Directive:
Locate every line in the records below that contains the word "JSON", and copy each one.
-- Records to use start --
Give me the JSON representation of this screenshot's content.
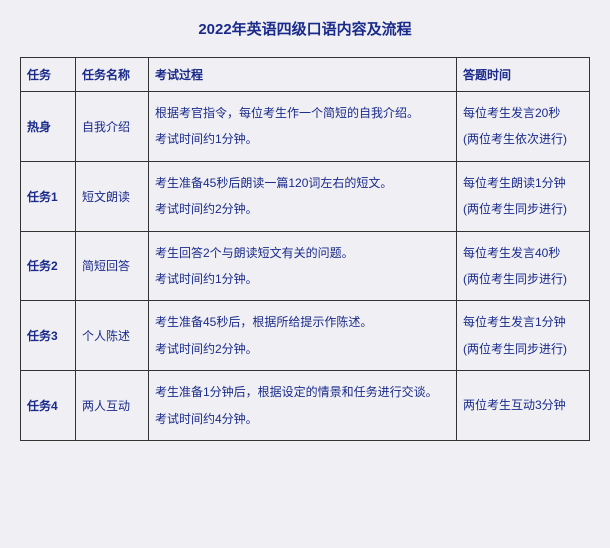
{
  "title": "2022年英语四级口语内容及流程",
  "headers": {
    "task": "任务",
    "name": "任务名称",
    "process": "考试过程",
    "time": "答题时间"
  },
  "rows": [
    {
      "task": "热身",
      "name": "自我介绍",
      "process_line1": "根据考官指令，每位考生作一个简短的自我介绍。",
      "process_line2": "考试时间约1分钟。",
      "time_line1": "每位考生发言20秒",
      "time_line2": "(两位考生依次进行)"
    },
    {
      "task": "任务1",
      "name": "短文朗读",
      "process_line1": "考生准备45秒后朗读一篇120词左右的短文。",
      "process_line2": "考试时间约2分钟。",
      "time_line1": "每位考生朗读1分钟",
      "time_line2": "(两位考生同步进行)"
    },
    {
      "task": "任务2",
      "name": "简短回答",
      "process_line1": "考生回答2个与朗读短文有关的问题。",
      "process_line2": "考试时间约1分钟。",
      "time_line1": "每位考生发言40秒",
      "time_line2": "(两位考生同步进行)"
    },
    {
      "task": "任务3",
      "name": "个人陈述",
      "process_line1": "考生准备45秒后，根据所给提示作陈述。",
      "process_line2": "考试时间约2分钟。",
      "time_line1": "每位考生发言1分钟",
      "time_line2": "(两位考生同步进行)"
    },
    {
      "task": "任务4",
      "name": "两人互动",
      "process_line1": "考生准备1分钟后，根据设定的情景和任务进行交谈。",
      "process_line2": "考试时间约4分钟。",
      "time_line1": "两位考生互动3分钟",
      "time_line2": ""
    }
  ]
}
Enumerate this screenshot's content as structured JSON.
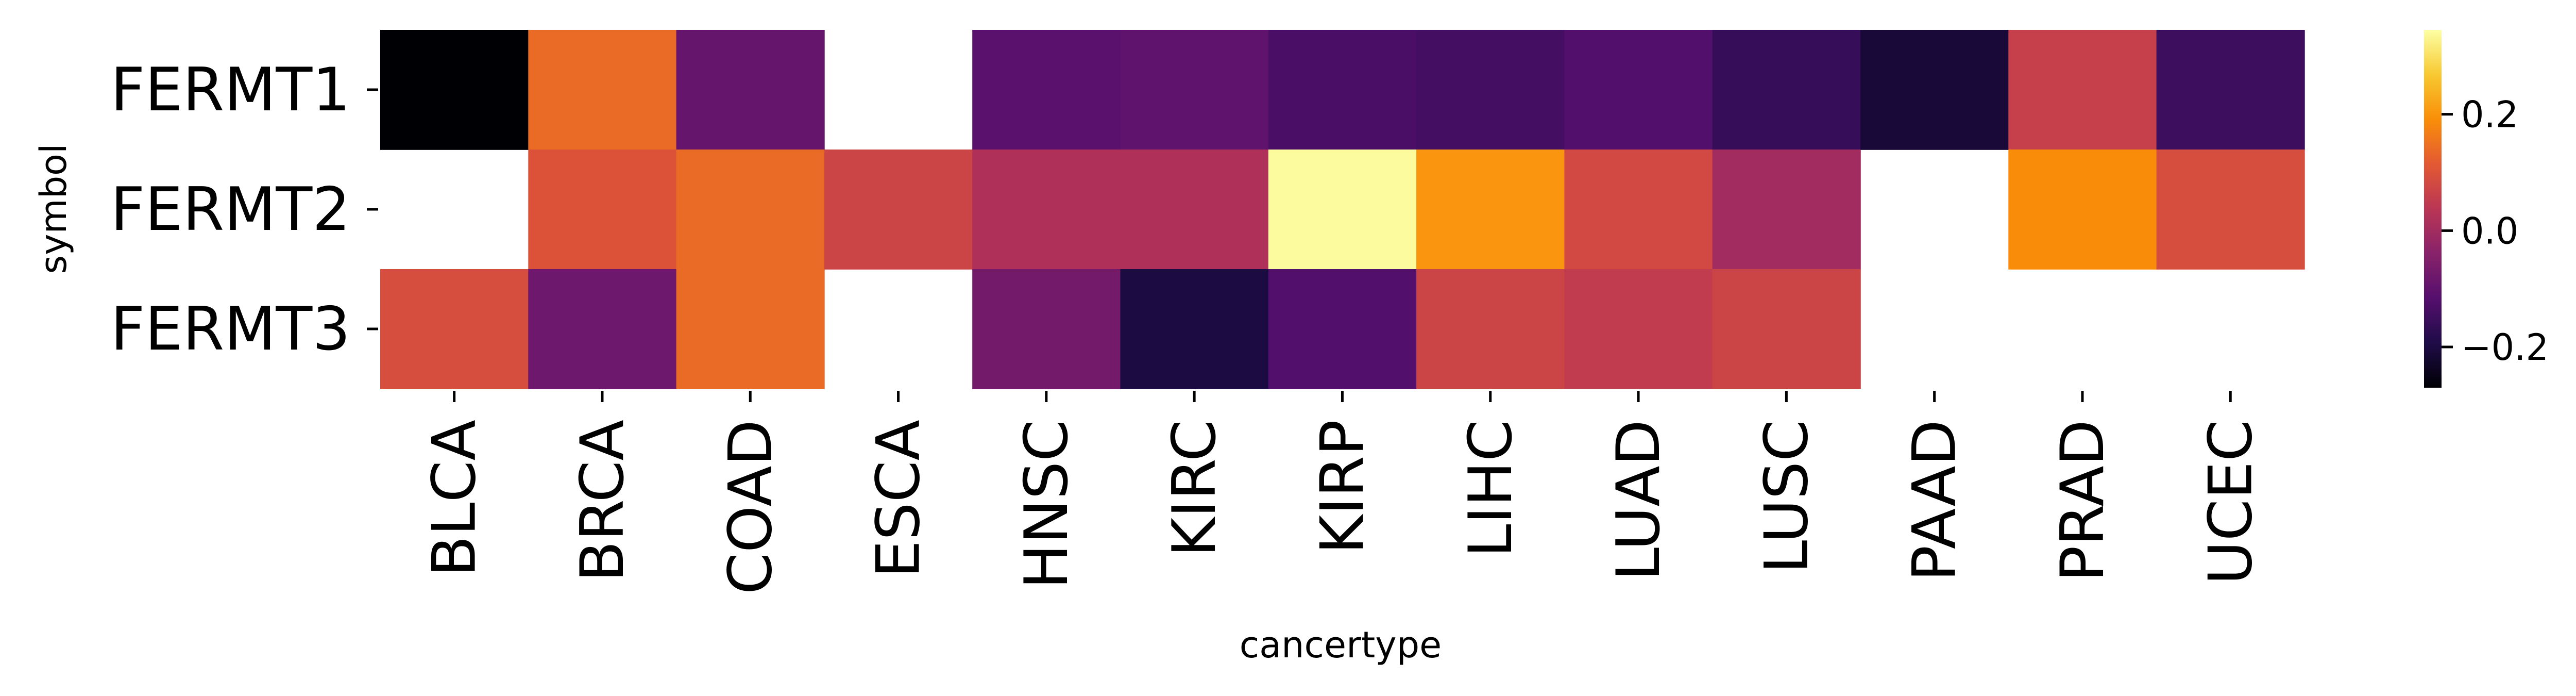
{
  "chart_data": {
    "type": "heatmap",
    "xlabel": "cancertype",
    "ylabel": "symbol",
    "columns": [
      "BLCA",
      "BRCA",
      "COAD",
      "ESCA",
      "HNSC",
      "KIRC",
      "KIRP",
      "LIHC",
      "LUAD",
      "LUSC",
      "PAAD",
      "PRAD",
      "UCEC"
    ],
    "rows": [
      "FERMT1",
      "FERMT2",
      "FERMT3"
    ],
    "values": [
      [
        -0.27,
        0.14,
        -0.09,
        null,
        -0.11,
        -0.1,
        -0.13,
        -0.14,
        -0.12,
        -0.16,
        -0.21,
        0.06,
        -0.15
      ],
      [
        null,
        0.1,
        0.14,
        0.07,
        0.02,
        0.02,
        0.34,
        0.2,
        0.08,
        0.0,
        null,
        0.19,
        0.09
      ],
      [
        0.09,
        -0.08,
        0.14,
        null,
        -0.07,
        -0.2,
        -0.12,
        0.07,
        0.05,
        0.07,
        null,
        null,
        null
      ]
    ],
    "colormap": "inferno",
    "vmin": -0.27,
    "vmax": 0.345,
    "colorbar_ticks": [
      {
        "value": 0.2,
        "label": "0.2"
      },
      {
        "value": 0.0,
        "label": "0.0"
      },
      {
        "value": -0.2,
        "label": "−0.2"
      }
    ],
    "missing_color": "#ffffff",
    "grid": false,
    "legend": "colorbar-right"
  }
}
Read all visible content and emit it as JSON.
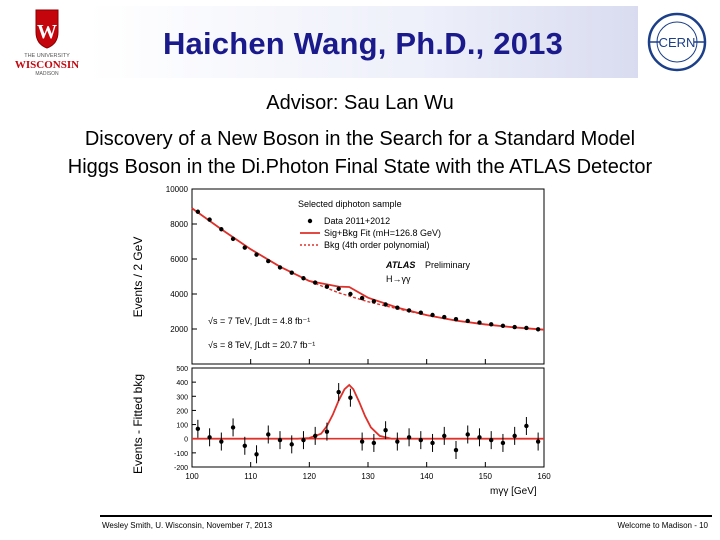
{
  "slide": {
    "title": "Haichen Wang, Ph.D., 2013",
    "advisor": "Advisor: Sau Lan Wu",
    "thesis_line1": "Discovery of a New Boson in the Search for a Standard Model",
    "thesis_line2": "Higgs Boson in the Di.Photon Final State with the ATLAS Detector"
  },
  "logos": {
    "uw_line1": "THE UNIVERSITY",
    "uw_line2": "WISCONSIN",
    "uw_line3": "MADISON",
    "cern": "CERN"
  },
  "footer": {
    "left": "Wesley Smith, U. Wisconsin, November 7, 2013",
    "right": "Welcome to Madison - 10"
  },
  "colors": {
    "title": "#1a1a8c",
    "fit_curve": "#e0302a",
    "points": "#000000",
    "uw_red": "#c5050c",
    "cern_blue": "#1c3f8a"
  },
  "chart_data": [
    {
      "type": "scatter",
      "title": "Selected diphoton sample",
      "ylabel": "Events / 2 GeV",
      "xlim": [
        100,
        160
      ],
      "ylim": [
        0,
        10000
      ],
      "yticks": [
        2000,
        4000,
        6000,
        8000,
        10000
      ],
      "legend": {
        "placement": "top-right",
        "data": "Data 2011+2012",
        "sig": "Sig+Bkg Fit (mH=126.8 GeV)",
        "bkg": "Bkg (4th order polynomial)"
      },
      "annotations": {
        "atlas": "ATLAS",
        "prelim": "Preliminary",
        "channel": "H→γγ",
        "lumi7": "√s = 7 TeV, ∫Ldt = 4.8 fb⁻¹",
        "lumi8": "√s = 8 TeV, ∫Ldt = 20.7 fb⁻¹"
      },
      "series": [
        {
          "name": "Data 2011+2012",
          "x": [
            101,
            103,
            105,
            107,
            109,
            111,
            113,
            115,
            117,
            119,
            121,
            123,
            125,
            127,
            129,
            131,
            133,
            135,
            137,
            139,
            141,
            143,
            145,
            147,
            149,
            151,
            153,
            155,
            157,
            159
          ],
          "y": [
            8700,
            8250,
            7700,
            7150,
            6650,
            6250,
            5880,
            5520,
            5220,
            4900,
            4650,
            4420,
            4300,
            4000,
            3770,
            3580,
            3400,
            3220,
            3060,
            2930,
            2800,
            2680,
            2560,
            2460,
            2370,
            2270,
            2180,
            2110,
            2060,
            1980
          ]
        },
        {
          "name": "Sig+Bkg Fit (mH=126.8 GeV)",
          "x": [
            100,
            105,
            110,
            115,
            120,
            125,
            126.8,
            130,
            135,
            140,
            145,
            150,
            155,
            160
          ],
          "y": [
            8900,
            7700,
            6560,
            5560,
            4740,
            4420,
            4400,
            3790,
            3220,
            2790,
            2480,
            2260,
            2090,
            1960
          ]
        },
        {
          "name": "Bkg (4th order polynomial)",
          "x": [
            100,
            105,
            110,
            115,
            120,
            125,
            130,
            135,
            140,
            145,
            150,
            155,
            160
          ],
          "y": [
            8900,
            7700,
            6560,
            5560,
            4740,
            4070,
            3560,
            3160,
            2790,
            2480,
            2260,
            2090,
            1960
          ]
        }
      ]
    },
    {
      "type": "scatter",
      "ylabel": "Events - Fitted bkg",
      "xlabel": "mγγ [GeV]",
      "xlim": [
        100,
        160
      ],
      "ylim": [
        -200,
        500
      ],
      "xticks": [
        100,
        110,
        120,
        130,
        140,
        150,
        160
      ],
      "yticks": [
        -200,
        -100,
        0,
        100,
        200,
        300,
        400,
        500
      ],
      "series": [
        {
          "name": "Data 2011+2012",
          "x": [
            101,
            103,
            105,
            107,
            109,
            111,
            113,
            115,
            117,
            119,
            121,
            123,
            125,
            127,
            129,
            131,
            133,
            135,
            137,
            139,
            141,
            143,
            145,
            147,
            149,
            151,
            153,
            155,
            157,
            159
          ],
          "y": [
            70,
            10,
            -20,
            80,
            -50,
            -110,
            30,
            -10,
            -40,
            -10,
            20,
            50,
            330,
            290,
            -20,
            -30,
            60,
            -20,
            10,
            -10,
            -30,
            20,
            -80,
            30,
            10,
            -10,
            -30,
            20,
            90,
            -20
          ]
        },
        {
          "name": "Sig+Bkg Fit (mH=126.8 GeV)",
          "x": [
            100,
            118,
            120,
            122,
            123,
            124,
            125,
            126,
            126.8,
            127.5,
            128.5,
            129.5,
            130.5,
            132,
            134,
            160
          ],
          "y": [
            0,
            0,
            5,
            35,
            90,
            170,
            270,
            350,
            380,
            350,
            260,
            160,
            80,
            20,
            0,
            0
          ]
        }
      ]
    }
  ]
}
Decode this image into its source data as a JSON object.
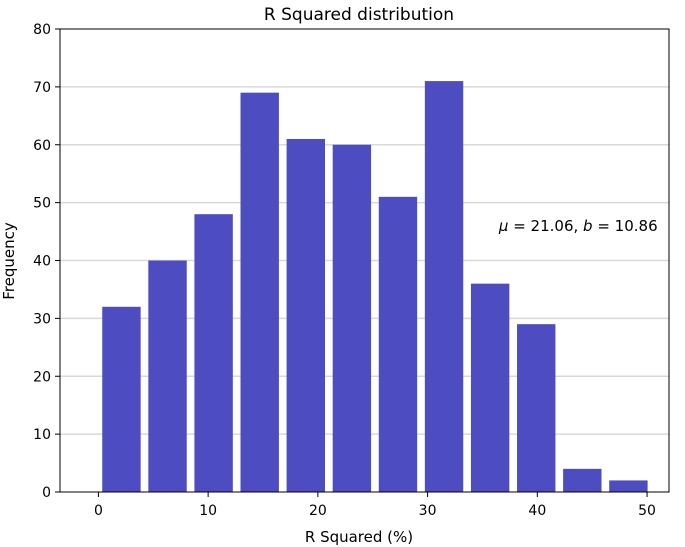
{
  "chart_data": {
    "type": "bar",
    "title": "R Squared distribution",
    "xlabel": "R Squared (%)",
    "ylabel": "Frequency",
    "xlim": [
      -3.5,
      52
    ],
    "ylim": [
      0,
      80
    ],
    "xticks": [
      0,
      10,
      20,
      30,
      40,
      50
    ],
    "yticks": [
      0,
      10,
      20,
      30,
      40,
      50,
      60,
      70,
      80
    ],
    "grid": "y",
    "bar_color": "#4d4dc1",
    "bin_width": 4.2,
    "bar_width": 3.5,
    "bars": [
      {
        "x": 2.1,
        "value": 32
      },
      {
        "x": 6.3,
        "value": 40
      },
      {
        "x": 10.5,
        "value": 48
      },
      {
        "x": 14.7,
        "value": 69
      },
      {
        "x": 18.9,
        "value": 61
      },
      {
        "x": 23.1,
        "value": 60
      },
      {
        "x": 27.3,
        "value": 51
      },
      {
        "x": 31.5,
        "value": 71
      },
      {
        "x": 35.7,
        "value": 36
      },
      {
        "x": 39.9,
        "value": 29
      },
      {
        "x": 44.1,
        "value": 4
      },
      {
        "x": 48.3,
        "value": 2
      }
    ],
    "annotation": {
      "mu_symbol": "μ",
      "b_symbol": "b",
      "mu_text": " = 21.06, ",
      "b_text": " = 10.86",
      "x": 36.5,
      "y": 46
    }
  }
}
-- Records to use end --
Full output:
Give me the JSON representation of this screenshot's content.
Enumerate this screenshot's content as structured JSON.
Read all visible content and emit it as JSON.
Decode this image into its source data as a JSON object.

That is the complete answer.